Excerpt from a dataset
- - - -

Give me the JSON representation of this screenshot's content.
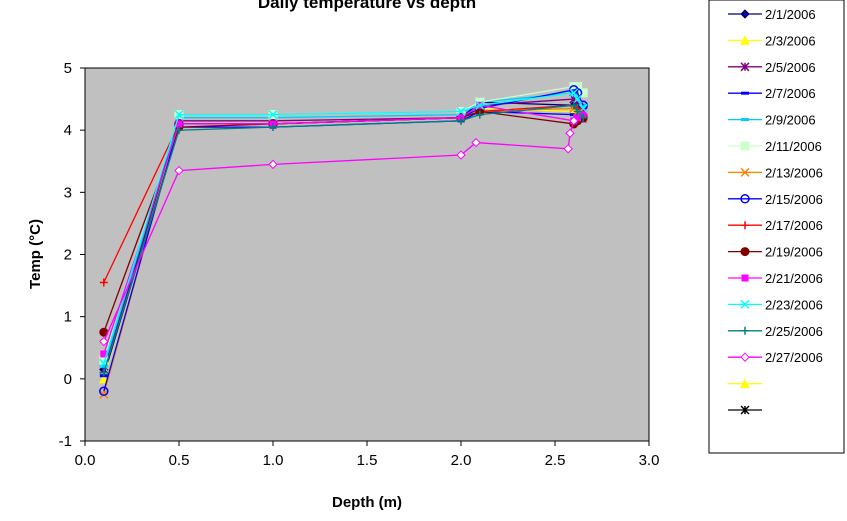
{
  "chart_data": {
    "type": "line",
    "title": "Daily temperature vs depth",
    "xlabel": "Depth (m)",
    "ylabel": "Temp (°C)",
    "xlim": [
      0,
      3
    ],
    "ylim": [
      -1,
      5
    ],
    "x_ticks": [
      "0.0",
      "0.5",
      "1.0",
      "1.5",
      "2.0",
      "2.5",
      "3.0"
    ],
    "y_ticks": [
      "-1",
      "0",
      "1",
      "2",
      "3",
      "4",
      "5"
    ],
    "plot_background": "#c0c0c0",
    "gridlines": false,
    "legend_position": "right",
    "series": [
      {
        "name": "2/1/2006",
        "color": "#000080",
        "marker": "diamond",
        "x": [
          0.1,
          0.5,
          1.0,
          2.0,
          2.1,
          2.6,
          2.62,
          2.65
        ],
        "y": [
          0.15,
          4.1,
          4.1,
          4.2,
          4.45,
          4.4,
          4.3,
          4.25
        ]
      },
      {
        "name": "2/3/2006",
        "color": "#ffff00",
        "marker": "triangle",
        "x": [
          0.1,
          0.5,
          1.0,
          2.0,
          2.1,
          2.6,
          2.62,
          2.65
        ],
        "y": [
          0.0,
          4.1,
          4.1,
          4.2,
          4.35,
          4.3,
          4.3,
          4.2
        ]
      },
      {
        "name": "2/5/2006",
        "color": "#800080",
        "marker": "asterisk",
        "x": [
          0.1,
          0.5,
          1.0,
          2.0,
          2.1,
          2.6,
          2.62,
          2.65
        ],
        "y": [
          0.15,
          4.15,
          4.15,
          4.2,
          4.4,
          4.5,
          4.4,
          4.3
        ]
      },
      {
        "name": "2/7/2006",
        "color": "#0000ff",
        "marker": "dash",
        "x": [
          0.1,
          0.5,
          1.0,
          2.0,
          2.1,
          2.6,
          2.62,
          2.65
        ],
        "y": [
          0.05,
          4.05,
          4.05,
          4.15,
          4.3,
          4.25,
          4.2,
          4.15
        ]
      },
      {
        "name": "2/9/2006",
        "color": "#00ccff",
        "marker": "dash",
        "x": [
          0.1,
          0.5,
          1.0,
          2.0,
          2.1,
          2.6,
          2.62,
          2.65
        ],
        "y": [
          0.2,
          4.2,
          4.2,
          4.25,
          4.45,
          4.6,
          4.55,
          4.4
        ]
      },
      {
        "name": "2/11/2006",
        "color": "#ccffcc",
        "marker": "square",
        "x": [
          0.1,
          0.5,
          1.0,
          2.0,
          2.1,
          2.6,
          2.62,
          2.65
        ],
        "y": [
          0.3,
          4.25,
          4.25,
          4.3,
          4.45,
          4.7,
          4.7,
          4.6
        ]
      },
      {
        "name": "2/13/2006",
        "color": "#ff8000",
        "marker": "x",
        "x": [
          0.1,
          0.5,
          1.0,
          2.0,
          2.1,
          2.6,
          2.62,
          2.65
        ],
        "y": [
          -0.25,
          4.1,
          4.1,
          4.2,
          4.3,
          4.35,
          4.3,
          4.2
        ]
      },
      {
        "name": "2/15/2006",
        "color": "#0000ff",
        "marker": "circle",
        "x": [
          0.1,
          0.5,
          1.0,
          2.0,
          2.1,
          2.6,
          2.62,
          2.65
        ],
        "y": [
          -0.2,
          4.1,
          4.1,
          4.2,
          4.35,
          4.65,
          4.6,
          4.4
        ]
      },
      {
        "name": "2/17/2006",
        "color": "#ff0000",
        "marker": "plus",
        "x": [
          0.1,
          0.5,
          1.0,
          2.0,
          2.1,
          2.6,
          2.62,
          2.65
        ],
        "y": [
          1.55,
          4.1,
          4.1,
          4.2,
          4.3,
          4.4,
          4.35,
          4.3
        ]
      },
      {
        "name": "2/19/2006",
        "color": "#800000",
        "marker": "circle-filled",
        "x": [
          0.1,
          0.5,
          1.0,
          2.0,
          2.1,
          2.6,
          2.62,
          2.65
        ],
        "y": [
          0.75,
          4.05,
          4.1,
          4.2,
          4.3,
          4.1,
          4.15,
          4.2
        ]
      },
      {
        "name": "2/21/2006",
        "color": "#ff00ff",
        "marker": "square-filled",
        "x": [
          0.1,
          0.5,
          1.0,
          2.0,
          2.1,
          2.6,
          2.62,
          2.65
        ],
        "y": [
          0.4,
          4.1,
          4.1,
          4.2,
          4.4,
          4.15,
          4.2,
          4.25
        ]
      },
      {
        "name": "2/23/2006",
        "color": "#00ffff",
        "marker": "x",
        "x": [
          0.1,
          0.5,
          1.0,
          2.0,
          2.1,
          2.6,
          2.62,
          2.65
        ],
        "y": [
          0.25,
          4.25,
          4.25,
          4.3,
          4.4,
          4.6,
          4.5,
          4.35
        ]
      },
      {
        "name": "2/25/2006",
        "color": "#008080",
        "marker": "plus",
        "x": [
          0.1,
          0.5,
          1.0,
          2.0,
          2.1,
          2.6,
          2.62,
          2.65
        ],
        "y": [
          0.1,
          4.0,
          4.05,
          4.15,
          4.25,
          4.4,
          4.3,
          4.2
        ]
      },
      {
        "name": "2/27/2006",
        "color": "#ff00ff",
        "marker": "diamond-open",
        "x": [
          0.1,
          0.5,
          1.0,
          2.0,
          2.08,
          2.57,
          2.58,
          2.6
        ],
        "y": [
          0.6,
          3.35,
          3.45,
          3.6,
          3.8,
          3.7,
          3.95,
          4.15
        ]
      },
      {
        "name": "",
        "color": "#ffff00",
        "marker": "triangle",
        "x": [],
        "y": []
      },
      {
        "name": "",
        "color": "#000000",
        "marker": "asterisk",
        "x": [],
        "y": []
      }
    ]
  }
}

- - - -

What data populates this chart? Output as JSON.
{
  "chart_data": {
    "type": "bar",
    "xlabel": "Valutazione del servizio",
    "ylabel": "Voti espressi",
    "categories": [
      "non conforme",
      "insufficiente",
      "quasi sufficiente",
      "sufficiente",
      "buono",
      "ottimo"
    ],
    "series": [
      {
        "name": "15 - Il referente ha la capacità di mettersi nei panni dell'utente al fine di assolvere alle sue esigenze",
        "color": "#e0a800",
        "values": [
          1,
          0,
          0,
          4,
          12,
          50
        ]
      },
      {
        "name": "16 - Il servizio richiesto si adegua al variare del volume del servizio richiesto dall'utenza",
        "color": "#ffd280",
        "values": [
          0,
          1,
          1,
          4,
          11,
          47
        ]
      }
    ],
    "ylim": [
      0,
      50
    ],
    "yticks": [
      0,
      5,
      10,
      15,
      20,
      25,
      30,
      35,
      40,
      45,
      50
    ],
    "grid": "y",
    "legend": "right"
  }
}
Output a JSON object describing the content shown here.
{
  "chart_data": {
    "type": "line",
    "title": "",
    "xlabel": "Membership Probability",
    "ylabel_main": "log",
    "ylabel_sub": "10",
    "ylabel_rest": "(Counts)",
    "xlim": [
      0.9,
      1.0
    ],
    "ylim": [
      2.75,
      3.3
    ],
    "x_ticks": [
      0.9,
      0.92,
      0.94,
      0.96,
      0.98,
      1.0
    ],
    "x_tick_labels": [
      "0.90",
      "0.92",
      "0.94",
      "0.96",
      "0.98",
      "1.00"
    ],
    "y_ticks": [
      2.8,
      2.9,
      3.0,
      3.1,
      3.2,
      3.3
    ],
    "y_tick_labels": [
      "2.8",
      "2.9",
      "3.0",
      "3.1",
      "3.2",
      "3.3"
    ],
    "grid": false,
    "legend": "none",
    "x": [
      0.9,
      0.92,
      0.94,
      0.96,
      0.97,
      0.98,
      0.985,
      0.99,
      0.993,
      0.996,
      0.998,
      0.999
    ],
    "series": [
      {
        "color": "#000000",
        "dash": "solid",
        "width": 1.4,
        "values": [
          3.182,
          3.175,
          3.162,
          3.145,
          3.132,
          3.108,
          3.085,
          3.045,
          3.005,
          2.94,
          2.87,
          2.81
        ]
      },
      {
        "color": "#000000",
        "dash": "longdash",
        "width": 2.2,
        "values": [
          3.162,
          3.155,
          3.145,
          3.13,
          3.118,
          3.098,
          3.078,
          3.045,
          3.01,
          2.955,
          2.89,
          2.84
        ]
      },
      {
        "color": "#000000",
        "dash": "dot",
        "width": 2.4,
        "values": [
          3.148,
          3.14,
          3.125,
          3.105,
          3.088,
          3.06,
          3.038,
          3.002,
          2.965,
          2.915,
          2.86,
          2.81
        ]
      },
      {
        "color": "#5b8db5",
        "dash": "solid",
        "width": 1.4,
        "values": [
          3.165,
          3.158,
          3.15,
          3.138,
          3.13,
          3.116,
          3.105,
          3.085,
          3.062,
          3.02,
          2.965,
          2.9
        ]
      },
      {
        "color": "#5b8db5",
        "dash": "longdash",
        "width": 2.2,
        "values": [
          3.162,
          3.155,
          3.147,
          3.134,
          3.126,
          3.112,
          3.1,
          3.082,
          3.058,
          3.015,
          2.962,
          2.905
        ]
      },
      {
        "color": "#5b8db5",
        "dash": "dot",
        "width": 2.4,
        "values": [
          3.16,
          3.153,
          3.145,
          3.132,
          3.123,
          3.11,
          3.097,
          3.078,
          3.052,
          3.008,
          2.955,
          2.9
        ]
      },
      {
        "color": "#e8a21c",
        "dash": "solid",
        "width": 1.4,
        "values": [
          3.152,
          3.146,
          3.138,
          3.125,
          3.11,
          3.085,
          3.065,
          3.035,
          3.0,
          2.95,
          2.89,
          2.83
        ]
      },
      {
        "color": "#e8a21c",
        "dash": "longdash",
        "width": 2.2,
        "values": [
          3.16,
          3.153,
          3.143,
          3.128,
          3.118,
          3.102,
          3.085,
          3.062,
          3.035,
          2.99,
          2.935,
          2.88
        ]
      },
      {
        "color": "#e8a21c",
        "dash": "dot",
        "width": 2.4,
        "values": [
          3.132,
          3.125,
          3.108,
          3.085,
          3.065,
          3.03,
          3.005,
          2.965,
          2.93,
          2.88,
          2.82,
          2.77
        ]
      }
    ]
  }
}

- - - -

**PROBLEM TO WORK ON**
Report the number of lines in the entries above that include the string "this". Give nothing but the number.

**ANSWER TO THE TASK**
2